**Stated exercise**:
In the records below, count every line containing "Industrie". Reply with the number only.

**Information shown**:
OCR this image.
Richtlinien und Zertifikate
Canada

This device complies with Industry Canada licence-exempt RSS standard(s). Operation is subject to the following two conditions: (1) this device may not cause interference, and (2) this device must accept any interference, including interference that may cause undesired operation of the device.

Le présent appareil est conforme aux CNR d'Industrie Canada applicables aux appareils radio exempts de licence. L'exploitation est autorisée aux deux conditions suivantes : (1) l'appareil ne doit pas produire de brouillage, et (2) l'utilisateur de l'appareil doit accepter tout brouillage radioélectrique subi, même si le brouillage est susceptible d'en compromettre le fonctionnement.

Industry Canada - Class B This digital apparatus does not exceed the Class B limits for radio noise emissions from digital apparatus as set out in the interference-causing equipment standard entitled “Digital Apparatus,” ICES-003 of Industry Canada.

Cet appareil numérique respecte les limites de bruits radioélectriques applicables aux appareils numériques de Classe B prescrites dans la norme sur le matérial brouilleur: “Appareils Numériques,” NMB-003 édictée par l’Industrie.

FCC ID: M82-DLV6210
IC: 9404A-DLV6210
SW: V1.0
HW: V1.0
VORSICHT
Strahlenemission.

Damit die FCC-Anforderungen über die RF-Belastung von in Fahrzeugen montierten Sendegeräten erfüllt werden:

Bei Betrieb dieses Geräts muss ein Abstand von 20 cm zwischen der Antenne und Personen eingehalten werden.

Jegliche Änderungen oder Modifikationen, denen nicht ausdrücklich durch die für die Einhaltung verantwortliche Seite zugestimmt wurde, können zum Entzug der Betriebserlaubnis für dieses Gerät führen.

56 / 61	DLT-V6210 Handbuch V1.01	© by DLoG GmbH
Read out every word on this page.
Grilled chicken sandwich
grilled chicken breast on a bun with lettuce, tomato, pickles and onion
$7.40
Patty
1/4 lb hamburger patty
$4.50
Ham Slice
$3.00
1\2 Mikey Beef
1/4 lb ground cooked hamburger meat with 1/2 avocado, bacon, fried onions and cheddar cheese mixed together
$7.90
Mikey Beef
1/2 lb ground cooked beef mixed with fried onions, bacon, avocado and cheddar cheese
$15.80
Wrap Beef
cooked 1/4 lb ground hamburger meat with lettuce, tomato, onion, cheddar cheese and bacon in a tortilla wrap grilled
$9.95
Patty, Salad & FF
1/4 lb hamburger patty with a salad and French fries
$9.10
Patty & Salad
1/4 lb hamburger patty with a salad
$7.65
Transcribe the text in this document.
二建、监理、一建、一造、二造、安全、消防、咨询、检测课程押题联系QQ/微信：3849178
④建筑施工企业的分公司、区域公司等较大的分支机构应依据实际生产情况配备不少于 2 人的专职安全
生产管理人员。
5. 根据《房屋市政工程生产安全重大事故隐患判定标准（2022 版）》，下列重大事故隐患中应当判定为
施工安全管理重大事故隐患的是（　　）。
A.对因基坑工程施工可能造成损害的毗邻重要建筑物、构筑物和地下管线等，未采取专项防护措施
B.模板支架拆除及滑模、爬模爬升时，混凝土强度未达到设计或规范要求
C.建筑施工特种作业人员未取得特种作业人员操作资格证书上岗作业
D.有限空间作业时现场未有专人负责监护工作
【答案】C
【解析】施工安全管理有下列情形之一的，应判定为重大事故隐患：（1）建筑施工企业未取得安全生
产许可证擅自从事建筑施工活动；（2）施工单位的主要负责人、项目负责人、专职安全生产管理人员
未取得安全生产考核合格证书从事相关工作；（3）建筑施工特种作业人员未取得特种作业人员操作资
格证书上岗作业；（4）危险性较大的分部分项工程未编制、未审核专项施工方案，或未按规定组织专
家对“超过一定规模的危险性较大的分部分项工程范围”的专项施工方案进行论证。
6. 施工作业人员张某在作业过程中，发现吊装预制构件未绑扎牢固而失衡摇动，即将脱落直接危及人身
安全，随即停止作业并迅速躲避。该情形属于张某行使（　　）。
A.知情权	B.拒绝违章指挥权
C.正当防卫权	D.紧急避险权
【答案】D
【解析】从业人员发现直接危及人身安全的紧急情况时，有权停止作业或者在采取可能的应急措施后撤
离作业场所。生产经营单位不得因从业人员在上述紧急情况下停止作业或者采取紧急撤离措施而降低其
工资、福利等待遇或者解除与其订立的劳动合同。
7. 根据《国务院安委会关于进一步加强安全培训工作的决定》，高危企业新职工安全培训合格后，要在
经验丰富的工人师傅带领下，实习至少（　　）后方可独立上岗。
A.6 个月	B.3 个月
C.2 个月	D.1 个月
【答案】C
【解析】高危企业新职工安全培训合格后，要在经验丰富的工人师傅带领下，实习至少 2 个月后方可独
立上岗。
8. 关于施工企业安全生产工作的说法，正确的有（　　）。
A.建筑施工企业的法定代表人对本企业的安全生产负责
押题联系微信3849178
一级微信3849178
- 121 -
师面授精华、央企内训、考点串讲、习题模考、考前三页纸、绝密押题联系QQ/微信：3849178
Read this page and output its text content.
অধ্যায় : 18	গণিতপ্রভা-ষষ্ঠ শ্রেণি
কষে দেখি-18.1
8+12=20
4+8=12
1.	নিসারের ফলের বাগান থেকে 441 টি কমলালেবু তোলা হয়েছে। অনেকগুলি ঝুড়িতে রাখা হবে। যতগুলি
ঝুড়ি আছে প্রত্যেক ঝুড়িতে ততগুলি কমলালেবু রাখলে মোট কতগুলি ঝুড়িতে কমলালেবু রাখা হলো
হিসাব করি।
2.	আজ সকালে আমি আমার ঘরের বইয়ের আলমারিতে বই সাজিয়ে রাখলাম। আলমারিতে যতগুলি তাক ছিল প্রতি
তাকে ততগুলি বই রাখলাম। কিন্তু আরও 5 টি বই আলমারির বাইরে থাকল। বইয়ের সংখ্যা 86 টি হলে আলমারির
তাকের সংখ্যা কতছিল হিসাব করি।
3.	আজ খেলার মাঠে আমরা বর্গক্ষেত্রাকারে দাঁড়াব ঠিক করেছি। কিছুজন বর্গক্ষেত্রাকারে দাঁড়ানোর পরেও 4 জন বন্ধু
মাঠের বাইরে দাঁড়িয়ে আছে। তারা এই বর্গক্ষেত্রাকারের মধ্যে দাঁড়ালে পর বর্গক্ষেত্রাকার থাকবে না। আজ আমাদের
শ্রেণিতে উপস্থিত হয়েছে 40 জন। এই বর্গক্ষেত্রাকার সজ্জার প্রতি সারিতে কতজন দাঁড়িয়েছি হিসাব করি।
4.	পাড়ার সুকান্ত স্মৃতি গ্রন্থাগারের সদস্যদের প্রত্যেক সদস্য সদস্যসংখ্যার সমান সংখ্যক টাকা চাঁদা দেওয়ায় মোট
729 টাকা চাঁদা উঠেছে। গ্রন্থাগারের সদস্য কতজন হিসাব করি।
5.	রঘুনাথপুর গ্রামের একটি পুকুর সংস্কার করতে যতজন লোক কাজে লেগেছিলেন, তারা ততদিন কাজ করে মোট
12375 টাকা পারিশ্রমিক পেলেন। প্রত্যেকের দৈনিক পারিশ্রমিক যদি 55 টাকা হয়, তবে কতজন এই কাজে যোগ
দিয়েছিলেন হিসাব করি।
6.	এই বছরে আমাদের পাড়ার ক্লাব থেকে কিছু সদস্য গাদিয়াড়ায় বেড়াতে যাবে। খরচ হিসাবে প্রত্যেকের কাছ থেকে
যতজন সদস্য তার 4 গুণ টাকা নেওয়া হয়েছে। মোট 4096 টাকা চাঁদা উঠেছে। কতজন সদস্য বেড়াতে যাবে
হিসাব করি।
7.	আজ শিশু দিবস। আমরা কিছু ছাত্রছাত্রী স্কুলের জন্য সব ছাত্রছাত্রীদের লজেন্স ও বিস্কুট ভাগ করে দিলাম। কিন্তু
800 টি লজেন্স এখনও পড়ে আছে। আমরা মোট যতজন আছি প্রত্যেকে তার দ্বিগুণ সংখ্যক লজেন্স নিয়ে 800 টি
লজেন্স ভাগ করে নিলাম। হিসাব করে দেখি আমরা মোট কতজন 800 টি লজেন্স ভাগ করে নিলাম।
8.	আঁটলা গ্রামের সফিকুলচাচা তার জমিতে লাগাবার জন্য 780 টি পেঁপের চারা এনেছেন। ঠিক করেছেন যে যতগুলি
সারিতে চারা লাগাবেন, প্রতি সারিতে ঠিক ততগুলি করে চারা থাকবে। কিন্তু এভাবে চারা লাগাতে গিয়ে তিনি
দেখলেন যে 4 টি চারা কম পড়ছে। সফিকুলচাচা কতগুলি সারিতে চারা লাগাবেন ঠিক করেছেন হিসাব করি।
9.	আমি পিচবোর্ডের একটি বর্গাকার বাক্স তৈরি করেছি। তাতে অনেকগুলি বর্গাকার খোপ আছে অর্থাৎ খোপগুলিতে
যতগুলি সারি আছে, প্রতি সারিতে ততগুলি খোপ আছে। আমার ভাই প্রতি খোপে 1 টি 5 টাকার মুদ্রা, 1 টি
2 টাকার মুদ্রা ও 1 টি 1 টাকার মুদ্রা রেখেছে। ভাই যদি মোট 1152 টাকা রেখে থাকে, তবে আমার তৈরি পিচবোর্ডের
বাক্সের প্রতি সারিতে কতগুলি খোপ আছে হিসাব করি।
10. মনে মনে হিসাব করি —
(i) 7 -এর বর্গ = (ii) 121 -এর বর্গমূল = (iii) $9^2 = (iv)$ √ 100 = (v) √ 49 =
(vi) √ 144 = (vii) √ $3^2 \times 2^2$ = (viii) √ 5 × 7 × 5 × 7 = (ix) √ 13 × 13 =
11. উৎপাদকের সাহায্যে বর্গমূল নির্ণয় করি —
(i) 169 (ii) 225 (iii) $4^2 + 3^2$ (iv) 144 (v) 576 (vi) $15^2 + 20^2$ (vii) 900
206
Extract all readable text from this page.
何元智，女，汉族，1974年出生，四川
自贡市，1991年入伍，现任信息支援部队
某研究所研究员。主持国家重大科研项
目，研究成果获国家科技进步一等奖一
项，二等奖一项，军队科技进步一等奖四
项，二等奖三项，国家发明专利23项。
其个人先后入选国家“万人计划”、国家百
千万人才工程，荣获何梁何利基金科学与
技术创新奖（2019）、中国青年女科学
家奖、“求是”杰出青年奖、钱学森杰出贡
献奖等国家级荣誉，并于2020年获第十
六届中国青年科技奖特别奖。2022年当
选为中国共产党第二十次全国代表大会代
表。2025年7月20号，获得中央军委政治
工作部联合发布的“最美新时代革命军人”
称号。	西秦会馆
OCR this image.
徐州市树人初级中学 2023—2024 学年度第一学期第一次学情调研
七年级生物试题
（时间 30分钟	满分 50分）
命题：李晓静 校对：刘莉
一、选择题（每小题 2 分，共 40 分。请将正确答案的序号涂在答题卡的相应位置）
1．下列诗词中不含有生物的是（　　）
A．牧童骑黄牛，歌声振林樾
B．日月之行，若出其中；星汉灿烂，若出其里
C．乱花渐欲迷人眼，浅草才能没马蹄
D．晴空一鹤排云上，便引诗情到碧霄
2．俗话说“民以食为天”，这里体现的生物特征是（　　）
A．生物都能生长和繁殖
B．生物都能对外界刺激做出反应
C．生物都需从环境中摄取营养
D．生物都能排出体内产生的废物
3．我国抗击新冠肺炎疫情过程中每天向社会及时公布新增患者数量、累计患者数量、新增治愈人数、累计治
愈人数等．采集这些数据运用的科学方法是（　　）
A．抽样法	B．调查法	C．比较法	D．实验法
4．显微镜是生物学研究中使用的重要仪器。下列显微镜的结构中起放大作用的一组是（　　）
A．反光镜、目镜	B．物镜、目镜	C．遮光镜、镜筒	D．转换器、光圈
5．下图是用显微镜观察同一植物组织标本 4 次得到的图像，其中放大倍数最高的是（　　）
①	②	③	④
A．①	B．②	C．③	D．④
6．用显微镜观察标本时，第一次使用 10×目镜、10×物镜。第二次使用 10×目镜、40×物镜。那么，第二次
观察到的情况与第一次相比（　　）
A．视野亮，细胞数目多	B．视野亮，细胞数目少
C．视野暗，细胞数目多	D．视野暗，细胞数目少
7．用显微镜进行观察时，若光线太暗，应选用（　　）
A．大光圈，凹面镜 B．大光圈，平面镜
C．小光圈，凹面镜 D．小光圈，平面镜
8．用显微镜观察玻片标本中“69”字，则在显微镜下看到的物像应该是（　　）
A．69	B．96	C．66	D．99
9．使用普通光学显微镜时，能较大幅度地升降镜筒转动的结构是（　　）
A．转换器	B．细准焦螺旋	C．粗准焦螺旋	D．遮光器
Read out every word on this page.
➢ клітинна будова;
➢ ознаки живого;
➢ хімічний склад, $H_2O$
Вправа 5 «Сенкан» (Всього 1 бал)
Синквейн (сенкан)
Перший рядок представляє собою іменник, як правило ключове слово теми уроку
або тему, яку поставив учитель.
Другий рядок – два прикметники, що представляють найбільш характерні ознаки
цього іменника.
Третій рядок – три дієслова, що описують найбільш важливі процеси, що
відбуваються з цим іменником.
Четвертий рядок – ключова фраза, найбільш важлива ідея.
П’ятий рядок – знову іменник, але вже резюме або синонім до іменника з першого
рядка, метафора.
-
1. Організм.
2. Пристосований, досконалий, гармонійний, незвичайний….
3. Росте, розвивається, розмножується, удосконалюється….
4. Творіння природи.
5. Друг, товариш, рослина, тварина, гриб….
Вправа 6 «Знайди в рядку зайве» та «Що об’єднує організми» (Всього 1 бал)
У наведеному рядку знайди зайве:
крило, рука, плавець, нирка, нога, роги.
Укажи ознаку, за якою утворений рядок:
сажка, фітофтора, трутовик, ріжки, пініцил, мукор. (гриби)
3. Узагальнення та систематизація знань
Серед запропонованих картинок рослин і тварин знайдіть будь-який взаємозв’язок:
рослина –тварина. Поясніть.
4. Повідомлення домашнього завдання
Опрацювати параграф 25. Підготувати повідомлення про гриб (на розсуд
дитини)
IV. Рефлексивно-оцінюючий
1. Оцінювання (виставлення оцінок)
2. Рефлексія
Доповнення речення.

**Full response**:
2